TASK BRIEF:
State how many lines of the records contain the string "case". Give the number alone.
-- begin DATA EXTRACT --
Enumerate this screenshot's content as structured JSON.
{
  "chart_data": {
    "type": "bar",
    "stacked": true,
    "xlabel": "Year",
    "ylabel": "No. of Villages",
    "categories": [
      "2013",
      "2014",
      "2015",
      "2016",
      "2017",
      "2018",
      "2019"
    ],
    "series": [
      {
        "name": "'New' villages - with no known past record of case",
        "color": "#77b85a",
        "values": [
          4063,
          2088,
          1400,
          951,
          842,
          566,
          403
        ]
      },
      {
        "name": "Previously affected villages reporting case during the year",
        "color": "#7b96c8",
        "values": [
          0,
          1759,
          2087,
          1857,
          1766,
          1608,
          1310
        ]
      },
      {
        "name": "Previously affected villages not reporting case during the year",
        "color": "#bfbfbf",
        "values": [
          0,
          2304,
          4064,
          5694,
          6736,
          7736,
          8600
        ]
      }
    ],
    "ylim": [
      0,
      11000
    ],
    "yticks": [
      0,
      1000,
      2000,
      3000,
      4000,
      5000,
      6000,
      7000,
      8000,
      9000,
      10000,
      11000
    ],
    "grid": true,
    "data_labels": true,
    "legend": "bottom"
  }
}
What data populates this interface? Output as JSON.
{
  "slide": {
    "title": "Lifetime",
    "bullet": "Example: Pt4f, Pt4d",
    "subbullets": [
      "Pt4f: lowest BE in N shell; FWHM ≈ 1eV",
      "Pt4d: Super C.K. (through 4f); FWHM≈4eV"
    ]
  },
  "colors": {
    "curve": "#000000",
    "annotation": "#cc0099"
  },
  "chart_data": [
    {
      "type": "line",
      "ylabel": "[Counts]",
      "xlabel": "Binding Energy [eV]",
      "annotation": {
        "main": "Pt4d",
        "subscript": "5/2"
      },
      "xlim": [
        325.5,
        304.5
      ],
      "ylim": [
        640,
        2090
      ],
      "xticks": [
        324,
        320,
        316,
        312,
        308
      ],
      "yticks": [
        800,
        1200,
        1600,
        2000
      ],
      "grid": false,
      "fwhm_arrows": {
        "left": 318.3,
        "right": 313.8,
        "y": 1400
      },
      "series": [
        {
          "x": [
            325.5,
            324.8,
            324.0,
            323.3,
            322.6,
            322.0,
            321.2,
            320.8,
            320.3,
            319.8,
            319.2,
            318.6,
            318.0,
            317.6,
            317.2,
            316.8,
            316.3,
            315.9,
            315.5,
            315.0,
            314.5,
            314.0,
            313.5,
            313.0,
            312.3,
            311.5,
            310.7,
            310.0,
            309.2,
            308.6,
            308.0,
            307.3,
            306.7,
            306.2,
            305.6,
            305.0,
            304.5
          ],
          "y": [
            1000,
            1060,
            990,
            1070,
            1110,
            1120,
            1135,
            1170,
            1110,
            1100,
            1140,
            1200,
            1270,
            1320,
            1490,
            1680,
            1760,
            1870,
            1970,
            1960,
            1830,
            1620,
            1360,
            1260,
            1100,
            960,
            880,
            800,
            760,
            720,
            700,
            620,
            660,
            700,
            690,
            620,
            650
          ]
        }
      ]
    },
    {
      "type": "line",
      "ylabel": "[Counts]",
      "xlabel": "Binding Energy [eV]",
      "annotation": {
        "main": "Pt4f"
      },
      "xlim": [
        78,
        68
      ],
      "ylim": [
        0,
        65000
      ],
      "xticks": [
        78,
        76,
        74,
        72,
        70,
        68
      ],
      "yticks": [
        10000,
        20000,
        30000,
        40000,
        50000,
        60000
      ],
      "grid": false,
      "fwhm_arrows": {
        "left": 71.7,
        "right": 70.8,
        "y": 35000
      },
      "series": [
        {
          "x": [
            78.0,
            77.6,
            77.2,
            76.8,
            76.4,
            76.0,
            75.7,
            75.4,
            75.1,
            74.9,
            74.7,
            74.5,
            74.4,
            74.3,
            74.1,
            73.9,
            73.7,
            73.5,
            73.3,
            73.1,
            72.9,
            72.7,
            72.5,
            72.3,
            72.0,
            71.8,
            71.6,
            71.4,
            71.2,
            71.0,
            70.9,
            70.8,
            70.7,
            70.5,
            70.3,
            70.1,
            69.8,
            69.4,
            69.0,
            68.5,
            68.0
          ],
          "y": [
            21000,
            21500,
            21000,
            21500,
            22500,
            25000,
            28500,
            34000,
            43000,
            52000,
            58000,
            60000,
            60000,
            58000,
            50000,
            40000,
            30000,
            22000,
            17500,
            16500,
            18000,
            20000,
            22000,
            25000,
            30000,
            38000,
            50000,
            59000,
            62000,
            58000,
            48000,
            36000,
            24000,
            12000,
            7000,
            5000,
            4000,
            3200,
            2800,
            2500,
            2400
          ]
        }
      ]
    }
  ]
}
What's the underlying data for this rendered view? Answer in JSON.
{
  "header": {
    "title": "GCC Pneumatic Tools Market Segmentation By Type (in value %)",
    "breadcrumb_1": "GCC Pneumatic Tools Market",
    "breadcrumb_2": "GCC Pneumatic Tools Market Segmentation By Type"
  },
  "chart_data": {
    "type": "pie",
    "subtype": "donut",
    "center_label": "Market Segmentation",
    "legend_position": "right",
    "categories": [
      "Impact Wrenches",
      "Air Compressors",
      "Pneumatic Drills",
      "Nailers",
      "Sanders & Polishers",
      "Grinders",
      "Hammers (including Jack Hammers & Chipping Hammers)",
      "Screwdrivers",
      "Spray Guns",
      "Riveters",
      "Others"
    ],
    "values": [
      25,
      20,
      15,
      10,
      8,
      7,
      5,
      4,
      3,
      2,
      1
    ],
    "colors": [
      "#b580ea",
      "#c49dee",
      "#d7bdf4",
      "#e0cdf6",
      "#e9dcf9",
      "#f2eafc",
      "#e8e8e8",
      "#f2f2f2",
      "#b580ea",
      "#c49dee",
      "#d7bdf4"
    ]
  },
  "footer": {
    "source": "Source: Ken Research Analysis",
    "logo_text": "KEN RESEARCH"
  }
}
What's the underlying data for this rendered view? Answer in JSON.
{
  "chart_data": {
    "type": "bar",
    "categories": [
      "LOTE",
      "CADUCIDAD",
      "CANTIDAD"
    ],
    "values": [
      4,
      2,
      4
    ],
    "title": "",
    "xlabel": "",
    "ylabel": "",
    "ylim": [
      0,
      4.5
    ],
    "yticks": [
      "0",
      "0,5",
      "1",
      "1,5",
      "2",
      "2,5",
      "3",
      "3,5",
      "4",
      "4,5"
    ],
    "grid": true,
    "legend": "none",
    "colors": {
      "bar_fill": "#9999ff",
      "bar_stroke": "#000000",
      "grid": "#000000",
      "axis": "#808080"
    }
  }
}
-- end DATA EXTRACT --
-- begin DATA EXTRACT --
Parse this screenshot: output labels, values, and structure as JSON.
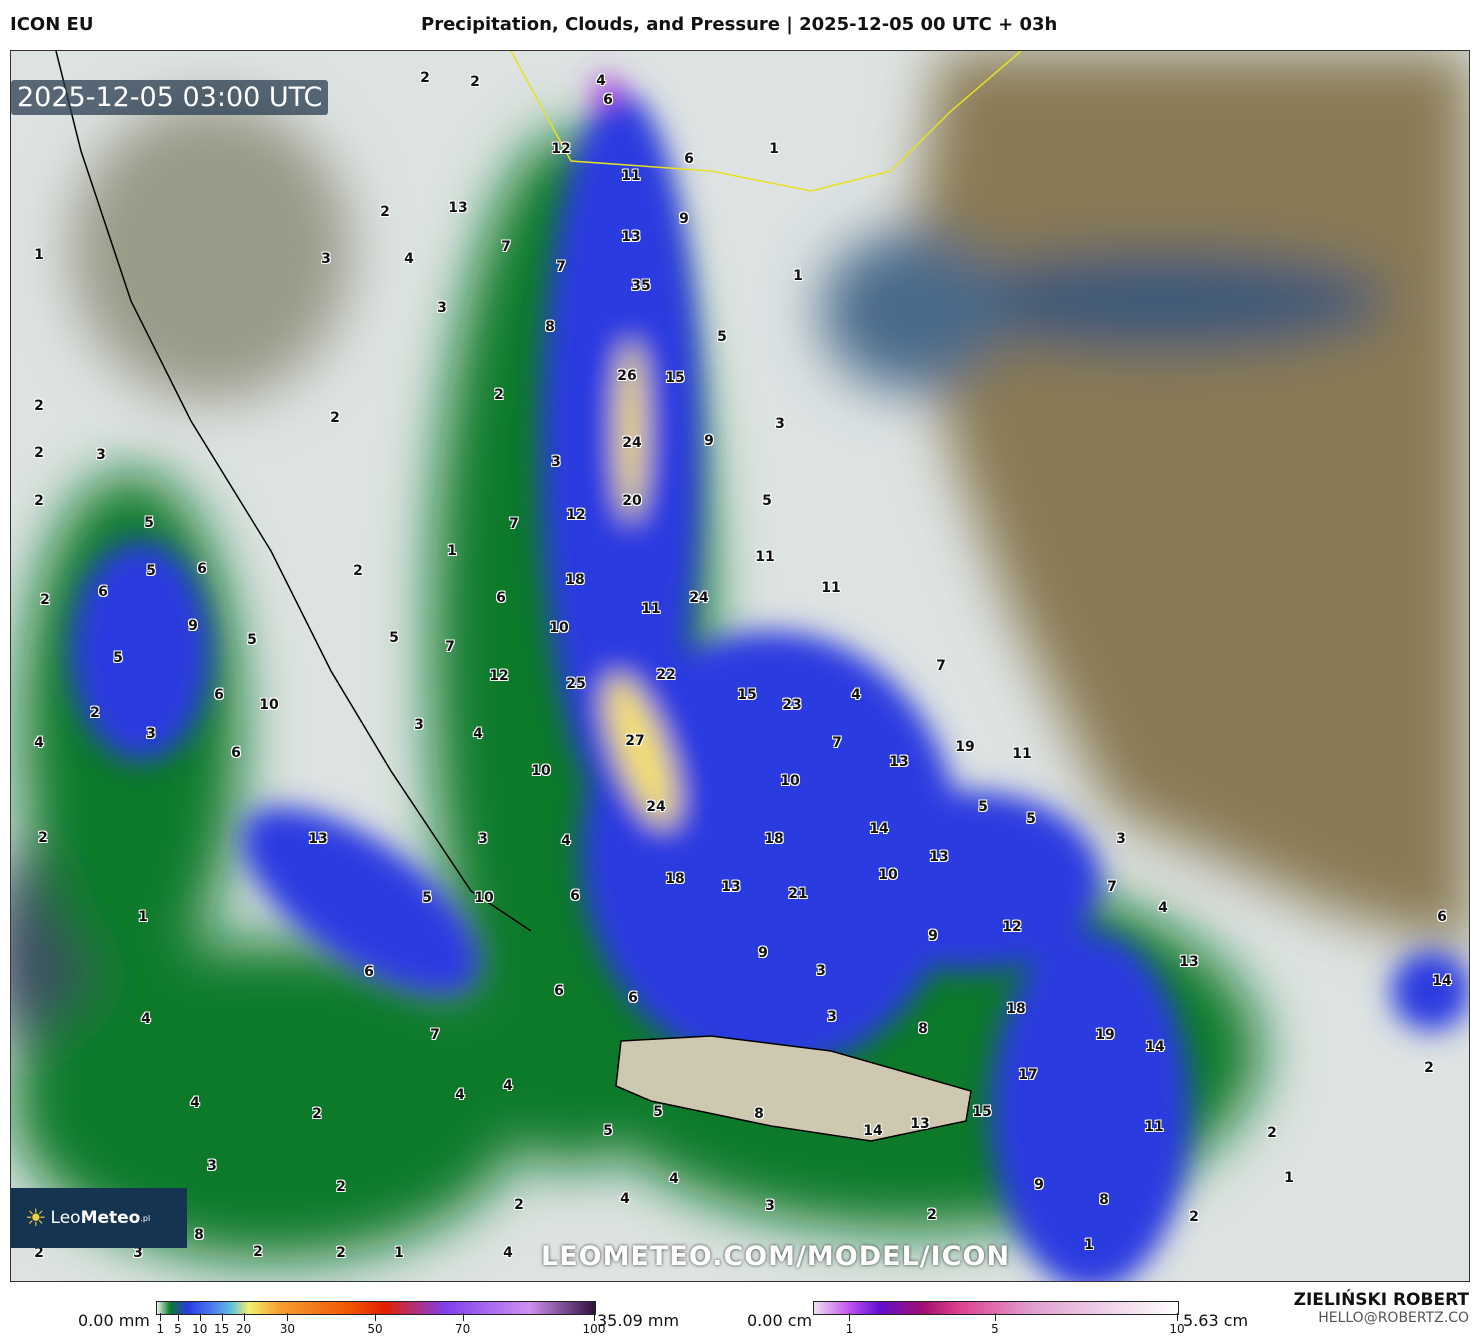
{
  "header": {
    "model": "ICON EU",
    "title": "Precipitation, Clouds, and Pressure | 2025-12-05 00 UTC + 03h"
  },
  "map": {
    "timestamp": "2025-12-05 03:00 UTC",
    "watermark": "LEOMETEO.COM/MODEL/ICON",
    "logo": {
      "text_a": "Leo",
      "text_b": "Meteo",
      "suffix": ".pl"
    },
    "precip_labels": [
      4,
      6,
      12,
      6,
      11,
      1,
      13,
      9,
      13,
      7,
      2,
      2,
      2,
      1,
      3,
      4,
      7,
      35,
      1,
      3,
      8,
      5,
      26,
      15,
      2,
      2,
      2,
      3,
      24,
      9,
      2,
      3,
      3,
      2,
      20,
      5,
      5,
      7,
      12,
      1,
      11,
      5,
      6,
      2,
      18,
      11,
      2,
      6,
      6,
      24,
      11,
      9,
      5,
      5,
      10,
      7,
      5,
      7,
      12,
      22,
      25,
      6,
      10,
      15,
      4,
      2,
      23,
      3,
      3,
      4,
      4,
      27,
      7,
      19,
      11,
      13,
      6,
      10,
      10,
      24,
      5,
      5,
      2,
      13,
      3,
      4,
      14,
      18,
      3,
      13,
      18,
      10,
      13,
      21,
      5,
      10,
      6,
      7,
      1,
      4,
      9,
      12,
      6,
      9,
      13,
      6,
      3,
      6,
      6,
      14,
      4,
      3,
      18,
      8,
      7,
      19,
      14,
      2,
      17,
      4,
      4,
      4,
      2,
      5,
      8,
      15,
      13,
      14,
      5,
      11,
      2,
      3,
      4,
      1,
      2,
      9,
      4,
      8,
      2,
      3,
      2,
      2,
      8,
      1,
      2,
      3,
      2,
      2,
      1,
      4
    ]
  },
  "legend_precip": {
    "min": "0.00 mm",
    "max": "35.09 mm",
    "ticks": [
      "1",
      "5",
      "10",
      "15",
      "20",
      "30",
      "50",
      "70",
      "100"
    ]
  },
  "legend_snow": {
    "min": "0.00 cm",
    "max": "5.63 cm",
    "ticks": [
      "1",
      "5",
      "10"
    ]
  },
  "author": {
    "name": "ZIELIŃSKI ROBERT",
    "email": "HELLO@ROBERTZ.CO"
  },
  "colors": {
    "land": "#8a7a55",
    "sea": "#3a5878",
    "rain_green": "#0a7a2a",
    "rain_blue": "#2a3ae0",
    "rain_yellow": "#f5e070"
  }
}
-- end DATA EXTRACT --
-- begin DATA EXTRACT --
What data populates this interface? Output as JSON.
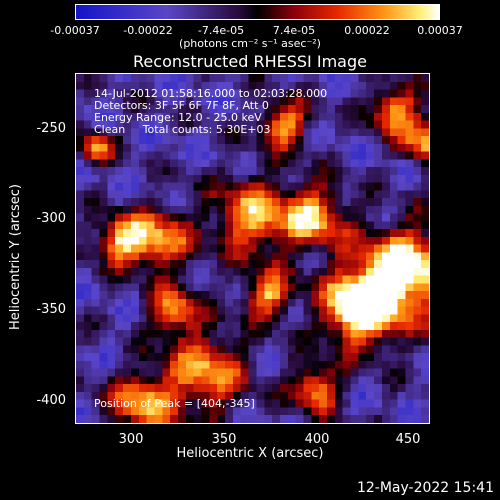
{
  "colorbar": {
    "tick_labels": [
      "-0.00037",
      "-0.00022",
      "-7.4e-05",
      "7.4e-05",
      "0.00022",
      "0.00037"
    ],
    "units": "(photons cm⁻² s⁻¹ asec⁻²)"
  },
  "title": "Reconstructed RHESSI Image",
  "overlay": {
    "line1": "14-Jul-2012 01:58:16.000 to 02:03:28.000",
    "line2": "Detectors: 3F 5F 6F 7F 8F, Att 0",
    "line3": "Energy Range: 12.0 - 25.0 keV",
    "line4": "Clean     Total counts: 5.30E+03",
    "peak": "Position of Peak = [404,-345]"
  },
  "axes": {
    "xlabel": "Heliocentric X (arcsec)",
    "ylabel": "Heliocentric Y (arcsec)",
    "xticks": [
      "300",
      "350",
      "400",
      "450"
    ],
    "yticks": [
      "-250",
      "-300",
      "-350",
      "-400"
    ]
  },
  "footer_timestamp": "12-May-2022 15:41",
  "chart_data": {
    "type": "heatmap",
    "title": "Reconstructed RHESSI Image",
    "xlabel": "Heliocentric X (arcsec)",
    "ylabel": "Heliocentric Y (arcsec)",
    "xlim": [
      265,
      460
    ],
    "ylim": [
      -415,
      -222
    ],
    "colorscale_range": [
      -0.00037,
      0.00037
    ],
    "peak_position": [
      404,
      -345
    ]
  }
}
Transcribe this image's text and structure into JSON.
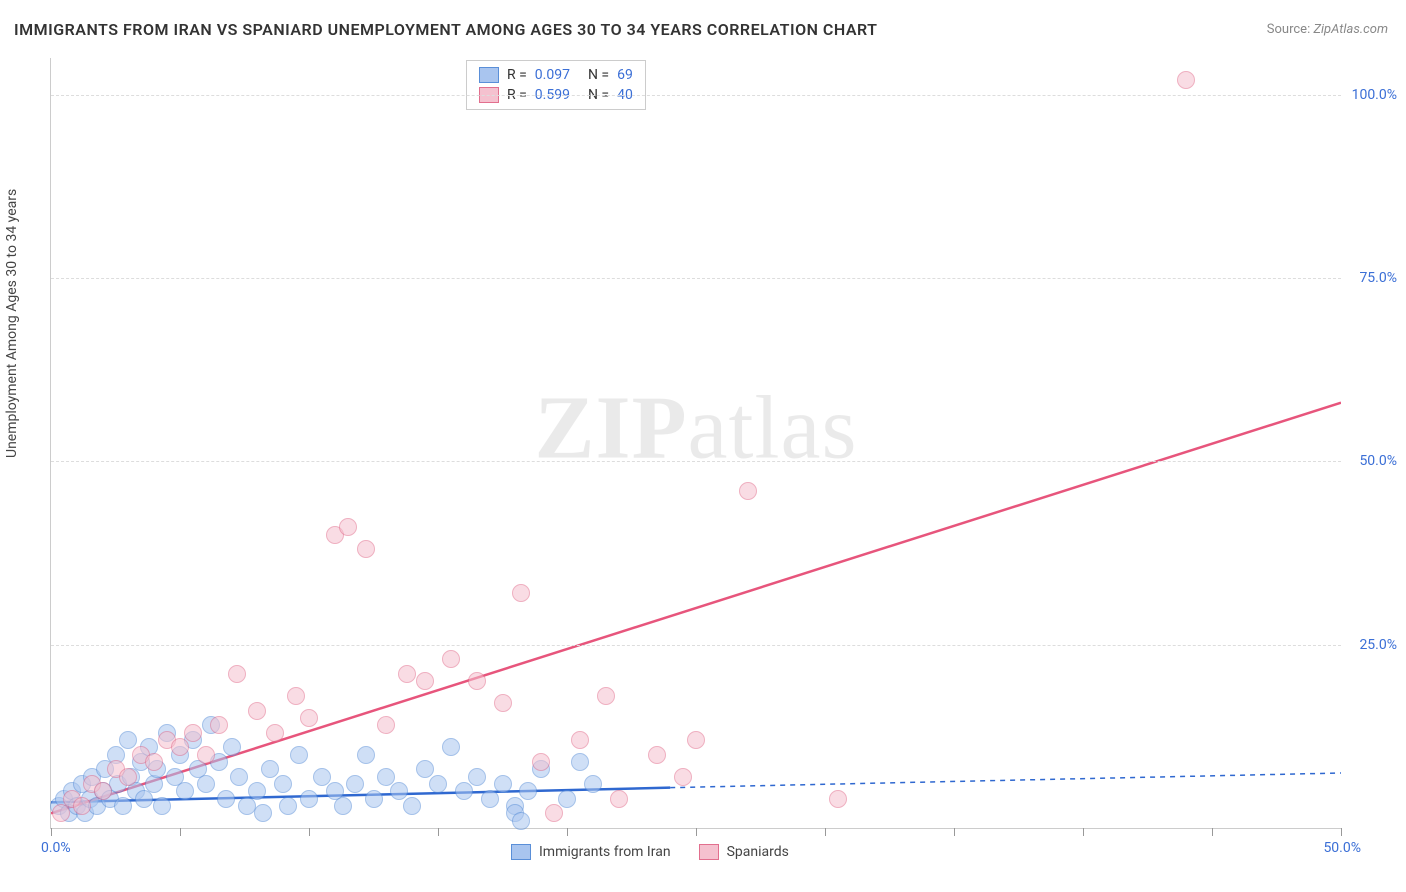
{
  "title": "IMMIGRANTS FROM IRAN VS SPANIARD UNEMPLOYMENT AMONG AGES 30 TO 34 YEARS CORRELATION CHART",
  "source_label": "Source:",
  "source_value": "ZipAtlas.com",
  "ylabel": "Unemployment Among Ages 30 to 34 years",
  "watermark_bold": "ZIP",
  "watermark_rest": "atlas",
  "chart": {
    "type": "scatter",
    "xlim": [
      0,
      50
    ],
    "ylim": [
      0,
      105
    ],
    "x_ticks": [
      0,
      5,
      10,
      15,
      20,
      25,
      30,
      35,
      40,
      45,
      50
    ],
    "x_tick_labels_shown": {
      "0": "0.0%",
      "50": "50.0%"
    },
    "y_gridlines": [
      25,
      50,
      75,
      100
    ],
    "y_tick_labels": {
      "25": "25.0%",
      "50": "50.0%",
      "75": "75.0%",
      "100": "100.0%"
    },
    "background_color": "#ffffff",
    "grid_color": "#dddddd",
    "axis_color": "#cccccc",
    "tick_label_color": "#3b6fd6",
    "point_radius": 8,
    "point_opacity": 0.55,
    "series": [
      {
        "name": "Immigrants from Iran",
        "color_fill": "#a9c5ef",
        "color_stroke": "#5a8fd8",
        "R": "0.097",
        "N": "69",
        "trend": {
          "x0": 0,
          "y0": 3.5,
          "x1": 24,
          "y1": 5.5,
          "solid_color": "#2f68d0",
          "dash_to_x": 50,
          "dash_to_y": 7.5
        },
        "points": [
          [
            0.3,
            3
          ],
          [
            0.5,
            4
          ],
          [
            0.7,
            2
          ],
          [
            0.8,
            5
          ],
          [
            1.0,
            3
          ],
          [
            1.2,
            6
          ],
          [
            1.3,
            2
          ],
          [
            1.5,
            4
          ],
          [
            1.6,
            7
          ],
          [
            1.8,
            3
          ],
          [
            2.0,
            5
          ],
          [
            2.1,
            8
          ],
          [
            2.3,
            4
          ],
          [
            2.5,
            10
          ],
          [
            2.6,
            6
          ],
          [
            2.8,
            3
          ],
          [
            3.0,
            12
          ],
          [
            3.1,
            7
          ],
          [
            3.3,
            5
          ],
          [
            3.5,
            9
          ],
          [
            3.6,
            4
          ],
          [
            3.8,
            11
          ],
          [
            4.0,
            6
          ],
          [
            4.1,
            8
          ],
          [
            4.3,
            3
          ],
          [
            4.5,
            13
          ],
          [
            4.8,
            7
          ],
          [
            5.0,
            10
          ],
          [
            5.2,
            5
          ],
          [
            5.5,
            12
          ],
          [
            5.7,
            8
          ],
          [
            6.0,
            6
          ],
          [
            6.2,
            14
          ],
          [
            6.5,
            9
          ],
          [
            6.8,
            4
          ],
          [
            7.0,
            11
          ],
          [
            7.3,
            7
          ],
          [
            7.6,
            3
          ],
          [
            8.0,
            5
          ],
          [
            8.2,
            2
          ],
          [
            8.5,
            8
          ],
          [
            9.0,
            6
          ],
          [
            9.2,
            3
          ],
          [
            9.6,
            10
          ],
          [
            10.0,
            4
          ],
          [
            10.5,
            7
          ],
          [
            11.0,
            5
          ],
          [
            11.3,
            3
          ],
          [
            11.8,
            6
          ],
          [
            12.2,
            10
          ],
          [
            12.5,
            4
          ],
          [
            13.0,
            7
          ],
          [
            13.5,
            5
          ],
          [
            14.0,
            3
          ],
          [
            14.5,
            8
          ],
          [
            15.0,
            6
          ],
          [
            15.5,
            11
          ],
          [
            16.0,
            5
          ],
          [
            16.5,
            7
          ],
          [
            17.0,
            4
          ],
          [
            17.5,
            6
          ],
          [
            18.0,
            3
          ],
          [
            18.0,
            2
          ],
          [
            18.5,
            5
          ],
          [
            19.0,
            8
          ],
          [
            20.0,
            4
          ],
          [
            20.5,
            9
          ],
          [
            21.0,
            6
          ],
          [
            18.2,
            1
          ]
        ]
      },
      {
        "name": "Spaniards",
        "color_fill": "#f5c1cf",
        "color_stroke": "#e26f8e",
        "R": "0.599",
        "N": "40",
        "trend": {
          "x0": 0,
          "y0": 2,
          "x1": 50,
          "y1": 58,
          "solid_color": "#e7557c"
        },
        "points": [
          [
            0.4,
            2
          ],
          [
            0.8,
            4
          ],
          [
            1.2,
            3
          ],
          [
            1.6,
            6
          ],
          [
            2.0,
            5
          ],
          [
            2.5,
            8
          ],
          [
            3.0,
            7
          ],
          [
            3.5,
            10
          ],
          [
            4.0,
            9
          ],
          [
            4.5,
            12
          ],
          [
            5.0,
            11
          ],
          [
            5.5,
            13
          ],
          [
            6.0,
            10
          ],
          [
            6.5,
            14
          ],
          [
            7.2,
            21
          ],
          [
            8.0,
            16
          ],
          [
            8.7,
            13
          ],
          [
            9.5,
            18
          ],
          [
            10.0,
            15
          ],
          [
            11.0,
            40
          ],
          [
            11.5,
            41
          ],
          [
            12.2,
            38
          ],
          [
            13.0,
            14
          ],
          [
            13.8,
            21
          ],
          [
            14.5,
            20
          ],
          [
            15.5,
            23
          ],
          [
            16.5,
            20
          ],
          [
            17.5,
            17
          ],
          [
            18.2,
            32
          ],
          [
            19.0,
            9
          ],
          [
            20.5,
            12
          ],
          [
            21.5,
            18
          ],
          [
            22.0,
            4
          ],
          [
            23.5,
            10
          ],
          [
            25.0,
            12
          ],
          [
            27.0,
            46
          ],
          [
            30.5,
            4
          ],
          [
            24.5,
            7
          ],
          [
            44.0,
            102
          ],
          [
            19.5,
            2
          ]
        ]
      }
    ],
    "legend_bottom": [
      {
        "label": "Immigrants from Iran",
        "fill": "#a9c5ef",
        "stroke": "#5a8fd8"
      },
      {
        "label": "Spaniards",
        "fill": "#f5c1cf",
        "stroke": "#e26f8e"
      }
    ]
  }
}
-- end DATA EXTRACT --
RESULT OF THIS TASK:
3